SHORT EXERCISE
Arrange the following lines as a numbered list, leaving out any blank lines.

[Data excerpts]
--- begin ---
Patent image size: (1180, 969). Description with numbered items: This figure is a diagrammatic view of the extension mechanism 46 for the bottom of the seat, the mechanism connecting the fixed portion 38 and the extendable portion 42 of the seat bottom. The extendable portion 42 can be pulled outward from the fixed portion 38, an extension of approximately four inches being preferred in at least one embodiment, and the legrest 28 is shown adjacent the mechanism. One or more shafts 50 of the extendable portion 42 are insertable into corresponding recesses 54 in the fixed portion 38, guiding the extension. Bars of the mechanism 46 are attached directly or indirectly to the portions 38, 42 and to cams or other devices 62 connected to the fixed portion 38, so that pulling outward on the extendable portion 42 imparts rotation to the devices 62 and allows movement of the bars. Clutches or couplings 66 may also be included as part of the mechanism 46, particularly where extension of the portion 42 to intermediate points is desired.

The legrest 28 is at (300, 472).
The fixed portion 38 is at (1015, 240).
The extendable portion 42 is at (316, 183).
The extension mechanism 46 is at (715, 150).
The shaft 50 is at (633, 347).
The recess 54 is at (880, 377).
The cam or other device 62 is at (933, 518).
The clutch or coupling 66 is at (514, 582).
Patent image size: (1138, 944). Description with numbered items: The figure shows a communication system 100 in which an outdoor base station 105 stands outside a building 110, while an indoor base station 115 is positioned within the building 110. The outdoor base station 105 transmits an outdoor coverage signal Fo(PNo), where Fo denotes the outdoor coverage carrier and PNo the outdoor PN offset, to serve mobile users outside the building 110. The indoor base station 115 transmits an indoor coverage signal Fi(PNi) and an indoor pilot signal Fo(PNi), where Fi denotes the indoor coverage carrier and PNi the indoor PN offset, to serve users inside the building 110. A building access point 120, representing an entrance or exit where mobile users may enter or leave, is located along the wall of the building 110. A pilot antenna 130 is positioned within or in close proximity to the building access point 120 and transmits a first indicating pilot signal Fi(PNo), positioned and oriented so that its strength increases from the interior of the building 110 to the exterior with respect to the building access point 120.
--- end ---
SOLUTION
1. Patent image size: (1180, 969). Description with numbered items: This figure is a diagrammatic view of the extension mechanism 46 for the bottom of the seat, the mechanism connecting the fixed portion 38 and the extendable portion 42 of the seat bottom. The extendable portion 42 can be pulled outward from the fixed portion 38, an extension of approximately four inches being preferred in at least one embodiment, and the legrest 28 is shown adjacent the mechanism. One or more shafts 50 of the extendable portion 42 are insertable into corresponding recesses 54 in the fixed portion 38, guiding the extension. Bars of the mechanism 46 are attached directly or indirectly to the portions 38, 42 and to cams or other devices 62 connected to the fixed portion 38, so that pulling outward on the extendable portion 42 imparts rotation to the devices 62 and allows movement of the bars. Clutches or couplings 66 may also be included as part of the mechanism 46, particularly where extension of the portion 42 to intermediate points is desired.
2. The legrest 28 is at (300, 472).
3. The fixed portion 38 is at (1015, 240).
4. The extendable portion 42 is at (316, 183).
5. The extension mechanism 46 is at (715, 150).
6. The shaft 50 is at (633, 347).
7. The recess 54 is at (880, 377).
8. The cam or other device 62 is at (933, 518).
9. The clutch or coupling 66 is at (514, 582).
10. Patent image size: (1138, 944). Description with numbered items: The figure shows a communication system 100 in which an outdoor base station 105 stands outside a building 110, while an indoor base station 115 is positioned within the building 110. The outdoor base station 105 transmits an outdoor coverage signal Fo(PNo), where Fo denotes the outdoor coverage carrier and PNo the outdoor PN offset, to serve mobile users outside the building 110. The indoor base station 115 transmits an indoor coverage signal Fi(PNi) and an indoor pilot signal Fo(PNi), where Fi denotes the indoor coverage carrier and PNi the indoor PN offset, to serve users inside the building 110. A building access point 120, representing an entrance or exit where mobile users may enter or leave, is located along the wall of the building 110. A pilot antenna 130 is positioned within or in close proximity to the building access point 120 and transmits a first indicating pilot signal Fi(PNo), positioned and oriented so that its strength increases from the interior of the building 110 to the exterior with respect to the building access point 120.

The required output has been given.